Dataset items
====

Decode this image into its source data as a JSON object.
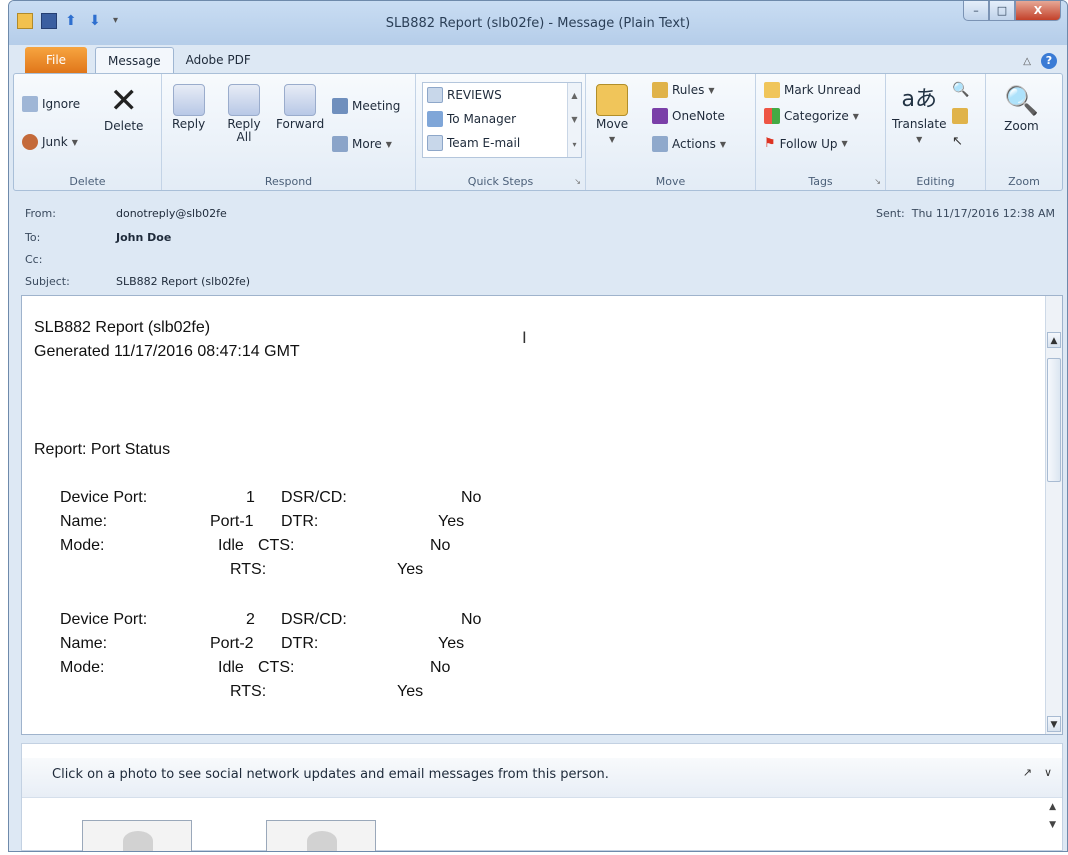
{
  "window": {
    "title": "SLB882 Report (slb02fe)  -  Message (Plain Text)"
  },
  "tabs": [
    "File",
    "Message",
    "Adobe PDF"
  ],
  "ribbon": {
    "delete": {
      "ignore": "Ignore",
      "junk": "Junk",
      "delete": "Delete",
      "label": "Delete"
    },
    "respond": {
      "reply": "Reply",
      "reply_all": "Reply All",
      "forward": "Forward",
      "meeting": "Meeting",
      "more": "More",
      "label": "Respond"
    },
    "quick_steps": {
      "items": [
        "REVIEWS",
        "To Manager",
        "Team E-mail"
      ],
      "label": "Quick Steps"
    },
    "move": {
      "move": "Move",
      "rules": "Rules",
      "onenote": "OneNote",
      "actions": "Actions",
      "label": "Move"
    },
    "tags": {
      "mark_unread": "Mark Unread",
      "categorize": "Categorize",
      "follow_up": "Follow Up",
      "label": "Tags"
    },
    "editing": {
      "translate": "Translate",
      "label": "Editing"
    },
    "zoom": {
      "zoom": "Zoom",
      "label": "Zoom"
    }
  },
  "header": {
    "from_label": "From:",
    "from": "donotreply@slb02fe",
    "to_label": "To:",
    "to": "John Doe",
    "cc_label": "Cc:",
    "cc": "",
    "subject_label": "Subject:",
    "subject": "SLB882 Report (slb02fe)",
    "sent_label": "Sent:",
    "sent": "Thu 11/17/2016 12:38 AM"
  },
  "body": {
    "title": "SLB882 Report (slb02fe)",
    "generated": "Generated 11/17/2016 08:47:14 GMT",
    "report": "Report: Port Status",
    "ports": [
      {
        "device_port_label": "Device Port:",
        "device_port": "1",
        "name_label": "Name:",
        "name": "Port-1",
        "mode_label": "Mode:",
        "mode": "Idle",
        "dsr_label": "DSR/CD:",
        "dsr": "No",
        "dtr_label": "DTR:",
        "dtr": "Yes",
        "cts_label": "CTS:",
        "cts": "No",
        "rts_label": "RTS:",
        "rts": "Yes"
      },
      {
        "device_port_label": "Device Port:",
        "device_port": "2",
        "name_label": "Name:",
        "name": "Port-2",
        "mode_label": "Mode:",
        "mode": "Idle",
        "dsr_label": "DSR/CD:",
        "dsr": "No",
        "dtr_label": "DTR:",
        "dtr": "Yes",
        "cts_label": "CTS:",
        "cts": "No",
        "rts_label": "RTS:",
        "rts": "Yes"
      }
    ]
  },
  "people_pane": {
    "message": "Click on a photo to see social network updates and email messages from this person."
  }
}
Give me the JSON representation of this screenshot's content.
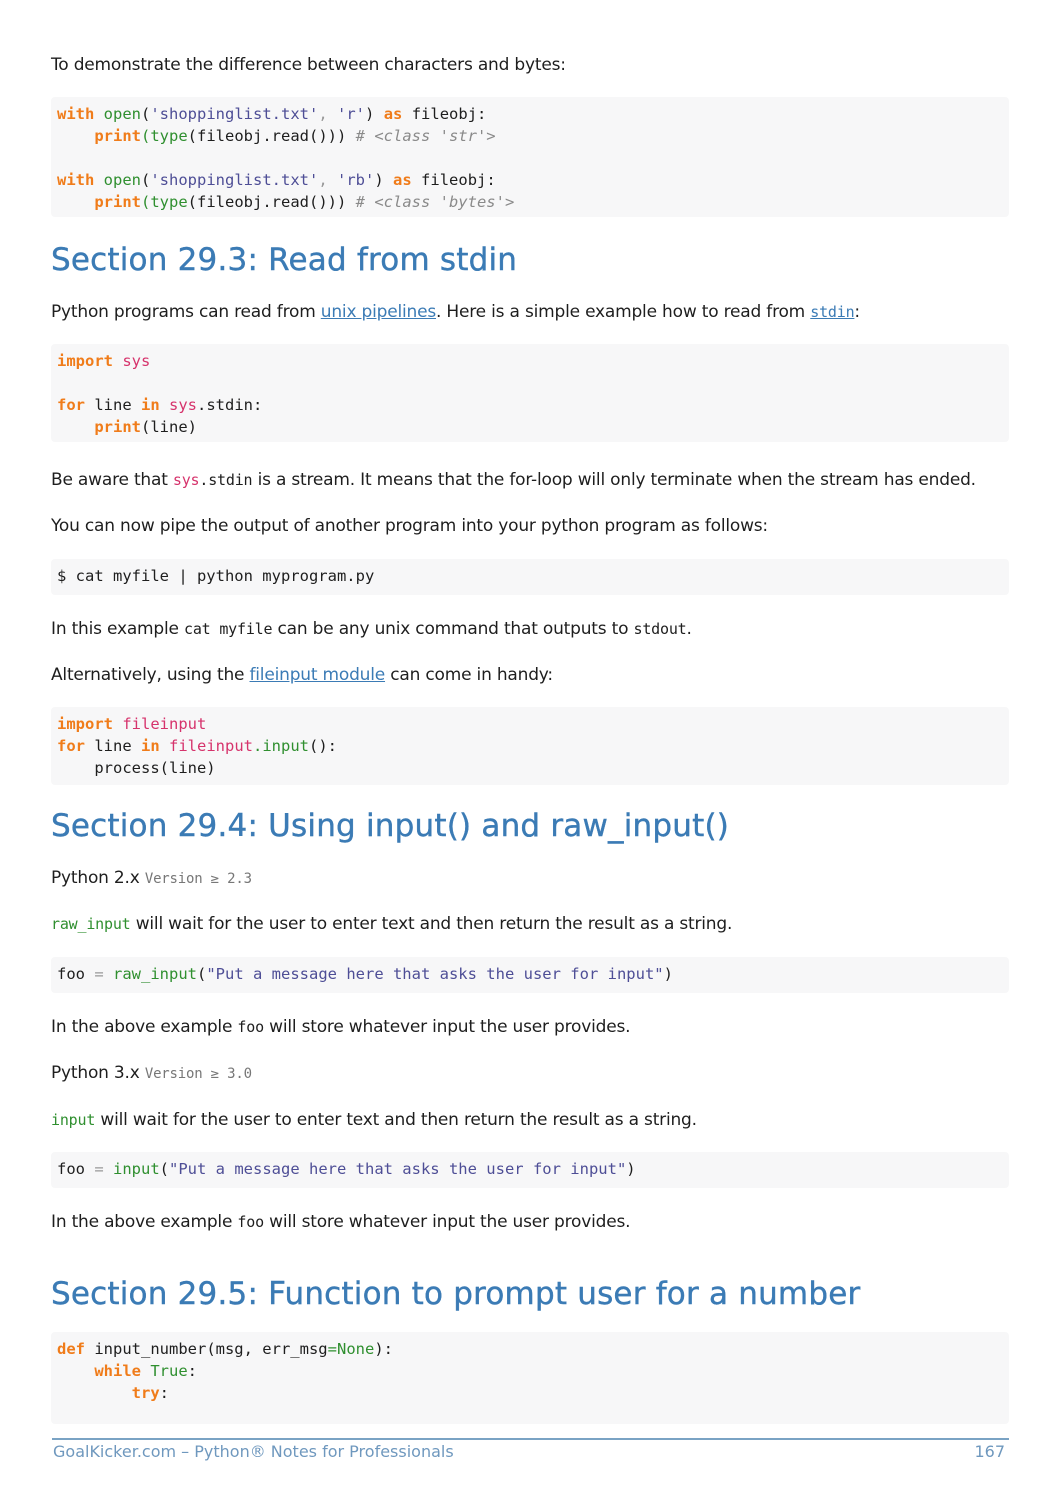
{
  "intro": "To demonstrate the difference between characters and bytes:",
  "code1": {
    "line1": {
      "kw": "with",
      "fn": "open",
      "s1": "'shoppinglist.txt'",
      "s2": "'r'",
      "kw2": "as",
      "var": "fileobj:"
    },
    "line2": {
      "fn": "print",
      "rest": "(type(fileobj.read()))",
      "comment": "# <class 'str'>"
    },
    "line3": {
      "kw": "with",
      "fn": "open",
      "s1": "'shoppinglist.txt'",
      "s2": "'rb'",
      "kw2": "as",
      "var": "fileobj:"
    },
    "line4": {
      "fn": "print",
      "rest": "(type(fileobj.read()))",
      "comment": "# <class 'bytes'>"
    }
  },
  "section_293": {
    "title": "Section 29.3: Read from stdin",
    "p1_pre": "Python programs can read from ",
    "p1_link": "unix pipelines",
    "p1_mid": ". Here is a simple example how to read from ",
    "p1_link2": "stdin",
    "p1_post": ":",
    "code": {
      "import": "import",
      "sys": "sys",
      "for": "for",
      "line": " line ",
      "in": "in",
      "sys2": "sys",
      "stdin": ".stdin:",
      "print": "print",
      "print_arg": "(line)"
    },
    "p2_pre": "Be aware that ",
    "p2_code_mod": "sys",
    "p2_code": ".stdin",
    "p2_post": " is a stream. It means that the for-loop will only terminate when the stream has ended.",
    "p3": "You can now pipe the output of another program into your python program as follows:",
    "shell": "$ cat myfile | python myprogram.py",
    "p4_pre": "In this example ",
    "p4_code": "cat myfile",
    "p4_mid": " can be any unix command that outputs to ",
    "p4_code2": "stdout",
    "p4_post": ".",
    "p5_pre": "Alternatively, using the ",
    "p5_link": "fileinput module",
    "p5_post": " can come in handy:",
    "code2": {
      "import": "import",
      "mod": "fileinput",
      "for": "for",
      "line": " line ",
      "in": "in",
      "mod2": "fileinput",
      "call": ".input",
      "call_end": "():",
      "body": "    process(line)"
    }
  },
  "section_294": {
    "title": "Section 29.4: Using input() and raw_input()",
    "py2_label": "Python 2.x",
    "py2_version": "Version ≥ 2.3",
    "p1_code": "raw_input",
    "p1_text": " will wait for the user to enter text and then return the result as a string.",
    "code1": {
      "var": "foo",
      "eq": " = ",
      "fn": "raw_input",
      "open": "(",
      "str": "\"Put a message here that asks the user for input\"",
      "close": ")"
    },
    "p2_pre": "In the above example ",
    "p2_code": "foo",
    "p2_post": " will store whatever input the user provides.",
    "py3_label": "Python 3.x",
    "py3_version": "Version ≥ 3.0",
    "p3_code": "input",
    "p3_text": " will wait for the user to enter text and then return the result as a string.",
    "code2": {
      "var": "foo",
      "eq": " = ",
      "fn": "input",
      "open": "(",
      "str": "\"Put a message here that asks the user for input\"",
      "close": ")"
    },
    "p4_pre": "In the above example ",
    "p4_code": "foo",
    "p4_post": " will store whatever input the user provides."
  },
  "section_295": {
    "title": "Section 29.5: Function to prompt user for a number",
    "code": {
      "def": "def",
      "sig": " input_number(msg, err_msg",
      "eq": "=",
      "none": "None",
      "sig_end": "):",
      "indent1": "    ",
      "while": "while",
      "true": " True",
      "colon": ":",
      "indent2": "        ",
      "try": "try",
      "colon2": ":"
    }
  },
  "footer": {
    "left": "GoalKicker.com – Python® Notes for Professionals",
    "page": "167"
  }
}
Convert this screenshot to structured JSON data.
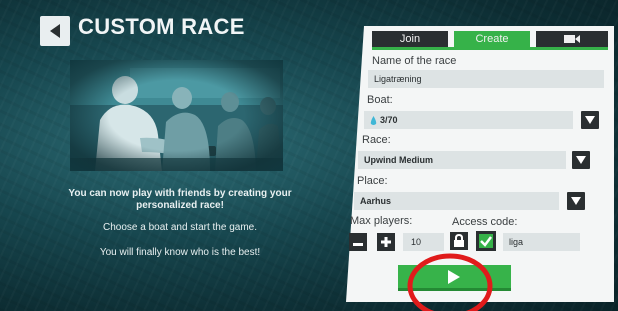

====

=== STATED GOAL ===
Search the entries for the word "this", then gather every line that has it.

=== FINAL ANSWER ===
Decode this image into its source data as a JSON object.
    "message": "Click on a photo to see social network updates and email messages from this person."
Give me the JSON representation of this screenshot's content.
    "p4_pre": "In this example ",
Convert this screenshot to structured JSON data.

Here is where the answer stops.